* **Written request**: What follows is a block of records; restate each one word for word.

* **Task input**:

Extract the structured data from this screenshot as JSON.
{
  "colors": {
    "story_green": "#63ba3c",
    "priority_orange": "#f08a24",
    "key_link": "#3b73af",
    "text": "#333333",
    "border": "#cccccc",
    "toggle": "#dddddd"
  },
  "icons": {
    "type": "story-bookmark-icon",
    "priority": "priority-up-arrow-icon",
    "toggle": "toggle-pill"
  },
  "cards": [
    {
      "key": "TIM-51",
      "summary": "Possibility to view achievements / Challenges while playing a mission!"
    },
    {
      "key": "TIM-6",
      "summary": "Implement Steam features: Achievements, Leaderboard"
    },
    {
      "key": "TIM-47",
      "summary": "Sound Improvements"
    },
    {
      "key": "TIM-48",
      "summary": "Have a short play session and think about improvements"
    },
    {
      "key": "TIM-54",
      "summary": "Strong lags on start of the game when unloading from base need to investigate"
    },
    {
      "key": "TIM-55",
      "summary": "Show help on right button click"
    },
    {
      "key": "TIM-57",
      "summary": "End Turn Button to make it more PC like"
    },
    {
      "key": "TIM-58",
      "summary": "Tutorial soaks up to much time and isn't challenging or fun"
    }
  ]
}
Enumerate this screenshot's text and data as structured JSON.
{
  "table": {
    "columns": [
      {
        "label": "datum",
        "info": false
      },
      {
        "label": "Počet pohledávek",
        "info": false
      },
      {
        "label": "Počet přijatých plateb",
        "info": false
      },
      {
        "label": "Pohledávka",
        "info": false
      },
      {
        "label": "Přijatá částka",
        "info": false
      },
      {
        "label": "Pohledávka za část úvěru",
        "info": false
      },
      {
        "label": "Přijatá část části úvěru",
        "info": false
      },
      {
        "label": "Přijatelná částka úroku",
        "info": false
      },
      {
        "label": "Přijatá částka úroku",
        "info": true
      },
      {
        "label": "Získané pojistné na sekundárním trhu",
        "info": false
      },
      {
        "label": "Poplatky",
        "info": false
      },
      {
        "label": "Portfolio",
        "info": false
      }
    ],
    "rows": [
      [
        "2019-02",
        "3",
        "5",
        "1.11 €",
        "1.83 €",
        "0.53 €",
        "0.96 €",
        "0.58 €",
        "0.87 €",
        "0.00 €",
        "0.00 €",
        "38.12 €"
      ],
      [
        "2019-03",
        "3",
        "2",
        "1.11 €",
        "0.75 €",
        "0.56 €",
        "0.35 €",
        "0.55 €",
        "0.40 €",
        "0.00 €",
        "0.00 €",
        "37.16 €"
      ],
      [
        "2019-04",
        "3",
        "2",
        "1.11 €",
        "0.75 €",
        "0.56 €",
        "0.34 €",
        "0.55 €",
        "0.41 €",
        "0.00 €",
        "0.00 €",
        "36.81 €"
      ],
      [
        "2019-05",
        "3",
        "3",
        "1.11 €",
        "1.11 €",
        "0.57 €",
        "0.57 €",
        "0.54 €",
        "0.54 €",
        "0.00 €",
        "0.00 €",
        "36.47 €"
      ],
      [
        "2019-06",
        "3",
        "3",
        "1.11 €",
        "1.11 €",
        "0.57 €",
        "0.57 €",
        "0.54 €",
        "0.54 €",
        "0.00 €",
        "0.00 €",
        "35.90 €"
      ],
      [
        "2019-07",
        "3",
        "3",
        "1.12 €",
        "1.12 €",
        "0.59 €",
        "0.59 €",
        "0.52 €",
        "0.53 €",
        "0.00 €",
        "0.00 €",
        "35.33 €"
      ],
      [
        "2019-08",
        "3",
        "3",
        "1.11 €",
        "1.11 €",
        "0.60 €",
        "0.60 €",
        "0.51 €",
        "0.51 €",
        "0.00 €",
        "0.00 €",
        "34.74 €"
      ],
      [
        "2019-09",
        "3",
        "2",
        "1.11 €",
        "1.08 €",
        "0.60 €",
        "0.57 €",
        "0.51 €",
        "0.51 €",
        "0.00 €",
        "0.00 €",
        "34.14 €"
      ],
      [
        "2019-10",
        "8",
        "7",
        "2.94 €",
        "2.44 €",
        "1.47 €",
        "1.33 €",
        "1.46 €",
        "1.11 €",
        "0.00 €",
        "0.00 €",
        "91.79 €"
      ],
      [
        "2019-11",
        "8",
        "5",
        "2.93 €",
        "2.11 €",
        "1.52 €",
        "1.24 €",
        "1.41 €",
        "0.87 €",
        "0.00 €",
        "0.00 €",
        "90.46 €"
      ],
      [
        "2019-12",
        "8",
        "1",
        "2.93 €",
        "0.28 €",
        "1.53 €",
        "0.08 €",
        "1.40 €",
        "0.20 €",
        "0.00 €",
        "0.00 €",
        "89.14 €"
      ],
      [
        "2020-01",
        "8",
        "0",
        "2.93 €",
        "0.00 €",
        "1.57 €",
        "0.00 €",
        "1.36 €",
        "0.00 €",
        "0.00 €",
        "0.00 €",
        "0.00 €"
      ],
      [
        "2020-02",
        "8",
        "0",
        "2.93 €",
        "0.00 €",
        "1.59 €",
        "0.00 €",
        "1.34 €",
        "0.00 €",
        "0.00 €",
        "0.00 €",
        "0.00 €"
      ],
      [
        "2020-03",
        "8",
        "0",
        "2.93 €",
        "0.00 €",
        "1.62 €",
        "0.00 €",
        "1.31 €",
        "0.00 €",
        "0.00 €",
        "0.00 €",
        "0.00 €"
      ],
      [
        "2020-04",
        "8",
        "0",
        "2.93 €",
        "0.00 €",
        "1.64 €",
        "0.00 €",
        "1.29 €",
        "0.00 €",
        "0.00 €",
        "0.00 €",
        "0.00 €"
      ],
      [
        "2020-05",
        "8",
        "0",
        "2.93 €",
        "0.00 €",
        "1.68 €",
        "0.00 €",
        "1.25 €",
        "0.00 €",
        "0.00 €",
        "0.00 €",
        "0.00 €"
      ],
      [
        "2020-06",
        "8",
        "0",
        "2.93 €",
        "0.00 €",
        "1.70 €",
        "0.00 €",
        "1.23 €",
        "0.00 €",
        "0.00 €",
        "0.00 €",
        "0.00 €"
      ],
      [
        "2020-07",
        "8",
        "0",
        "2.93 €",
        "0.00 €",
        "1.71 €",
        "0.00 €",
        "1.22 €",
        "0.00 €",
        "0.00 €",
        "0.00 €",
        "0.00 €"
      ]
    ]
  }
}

* **Answer to the task**:
Extract the structured data from this screenshot as JSON.
{
  "colors": {
    "story_green": "#63ba3c",
    "priority_orange": "#f08a24",
    "key_link": "#3b73af",
    "text": "#333333",
    "border": "#cccccc",
    "toggle": "#dddddd"
  },
  "icons": {
    "type": "story-bookmark-icon",
    "priority": "priority-up-arrow-icon",
    "toggle": "toggle-pill"
  },
  "cards": [
    {
      "key": "TIM-51",
      "summary": "Possibility to view achievements / Challenges while playing a mission!"
    },
    {
      "key": "TIM-6",
      "summary": "Implement Steam features: Achievements, Leaderboard"
    },
    {
      "key": "TIM-47",
      "summary": "Sound Improvements"
    },
    {
      "key": "TIM-48",
      "summary": "Have a short play session and think about improvements"
    },
    {
      "key": "TIM-54",
      "summary": "Strong lags on start of the game when unloading from base need to investigate"
    },
    {
      "key": "TIM-55",
      "summary": "Show help on right button click"
    },
    {
      "key": "TIM-57",
      "summary": "End Turn Button to make it more PC like"
    },
    {
      "key": "TIM-58",
      "summary": "Tutorial soaks up to much time and isn't challenging or fun"
    }
  ]
}
Enumerate this screenshot's text and data as structured JSON.
{
  "table": {
    "columns": [
      {
        "label": "datum",
        "info": false
      },
      {
        "label": "Počet pohledávek",
        "info": false
      },
      {
        "label": "Počet přijatých plateb",
        "info": false
      },
      {
        "label": "Pohledávka",
        "info": false
      },
      {
        "label": "Přijatá částka",
        "info": false
      },
      {
        "label": "Pohledávka za část úvěru",
        "info": false
      },
      {
        "label": "Přijatá část části úvěru",
        "info": false
      },
      {
        "label": "Přijatelná částka úroku",
        "info": false
      },
      {
        "label": "Přijatá částka úroku",
        "info": true
      },
      {
        "label": "Získané pojistné na sekundárním trhu",
        "info": false
      },
      {
        "label": "Poplatky",
        "info": false
      },
      {
        "label": "Portfolio",
        "info": false
      }
    ],
    "rows": [
      [
        "2019-02",
        "3",
        "5",
        "1.11 €",
        "1.83 €",
        "0.53 €",
        "0.96 €",
        "0.58 €",
        "0.87 €",
        "0.00 €",
        "0.00 €",
        "38.12 €"
      ],
      [
        "2019-03",
        "3",
        "2",
        "1.11 €",
        "0.75 €",
        "0.56 €",
        "0.35 €",
        "0.55 €",
        "0.40 €",
        "0.00 €",
        "0.00 €",
        "37.16 €"
      ],
      [
        "2019-04",
        "3",
        "2",
        "1.11 €",
        "0.75 €",
        "0.56 €",
        "0.34 €",
        "0.55 €",
        "0.41 €",
        "0.00 €",
        "0.00 €",
        "36.81 €"
      ],
      [
        "2019-05",
        "3",
        "3",
        "1.11 €",
        "1.11 €",
        "0.57 €",
        "0.57 €",
        "0.54 €",
        "0.54 €",
        "0.00 €",
        "0.00 €",
        "36.47 €"
      ],
      [
        "2019-06",
        "3",
        "3",
        "1.11 €",
        "1.11 €",
        "0.57 €",
        "0.57 €",
        "0.54 €",
        "0.54 €",
        "0.00 €",
        "0.00 €",
        "35.90 €"
      ],
      [
        "2019-07",
        "3",
        "3",
        "1.12 €",
        "1.12 €",
        "0.59 €",
        "0.59 €",
        "0.52 €",
        "0.53 €",
        "0.00 €",
        "0.00 €",
        "35.33 €"
      ],
      [
        "2019-08",
        "3",
        "3",
        "1.11 €",
        "1.11 €",
        "0.60 €",
        "0.60 €",
        "0.51 €",
        "0.51 €",
        "0.00 €",
        "0.00 €",
        "34.74 €"
      ],
      [
        "2019-09",
        "3",
        "2",
        "1.11 €",
        "1.08 €",
        "0.60 €",
        "0.57 €",
        "0.51 €",
        "0.51 €",
        "0.00 €",
        "0.00 €",
        "34.14 €"
      ],
      [
        "2019-10",
        "8",
        "7",
        "2.94 €",
        "2.44 €",
        "1.47 €",
        "1.33 €",
        "1.46 €",
        "1.11 €",
        "0.00 €",
        "0.00 €",
        "91.79 €"
      ],
      [
        "2019-11",
        "8",
        "5",
        "2.93 €",
        "2.11 €",
        "1.52 €",
        "1.24 €",
        "1.41 €",
        "0.87 €",
        "0.00 €",
        "0.00 €",
        "90.46 €"
      ],
      [
        "2019-12",
        "8",
        "1",
        "2.93 €",
        "0.28 €",
        "1.53 €",
        "0.08 €",
        "1.40 €",
        "0.20 €",
        "0.00 €",
        "0.00 €",
        "89.14 €"
      ],
      [
        "2020-01",
        "8",
        "0",
        "2.93 €",
        "0.00 €",
        "1.57 €",
        "0.00 €",
        "1.36 €",
        "0.00 €",
        "0.00 €",
        "0.00 €",
        "0.00 €"
      ],
      [
        "2020-02",
        "8",
        "0",
        "2.93 €",
        "0.00 €",
        "1.59 €",
        "0.00 €",
        "1.34 €",
        "0.00 €",
        "0.00 €",
        "0.00 €",
        "0.00 €"
      ],
      [
        "2020-03",
        "8",
        "0",
        "2.93 €",
        "0.00 €",
        "1.62 €",
        "0.00 €",
        "1.31 €",
        "0.00 €",
        "0.00 €",
        "0.00 €",
        "0.00 €"
      ],
      [
        "2020-04",
        "8",
        "0",
        "2.93 €",
        "0.00 €",
        "1.64 €",
        "0.00 €",
        "1.29 €",
        "0.00 €",
        "0.00 €",
        "0.00 €",
        "0.00 €"
      ],
      [
        "2020-05",
        "8",
        "0",
        "2.93 €",
        "0.00 €",
        "1.68 €",
        "0.00 €",
        "1.25 €",
        "0.00 €",
        "0.00 €",
        "0.00 €",
        "0.00 €"
      ],
      [
        "2020-06",
        "8",
        "0",
        "2.93 €",
        "0.00 €",
        "1.70 €",
        "0.00 €",
        "1.23 €",
        "0.00 €",
        "0.00 €",
        "0.00 €",
        "0.00 €"
      ],
      [
        "2020-07",
        "8",
        "0",
        "2.93 €",
        "0.00 €",
        "1.71 €",
        "0.00 €",
        "1.22 €",
        "0.00 €",
        "0.00 €",
        "0.00 €",
        "0.00 €"
      ]
    ]
  }
}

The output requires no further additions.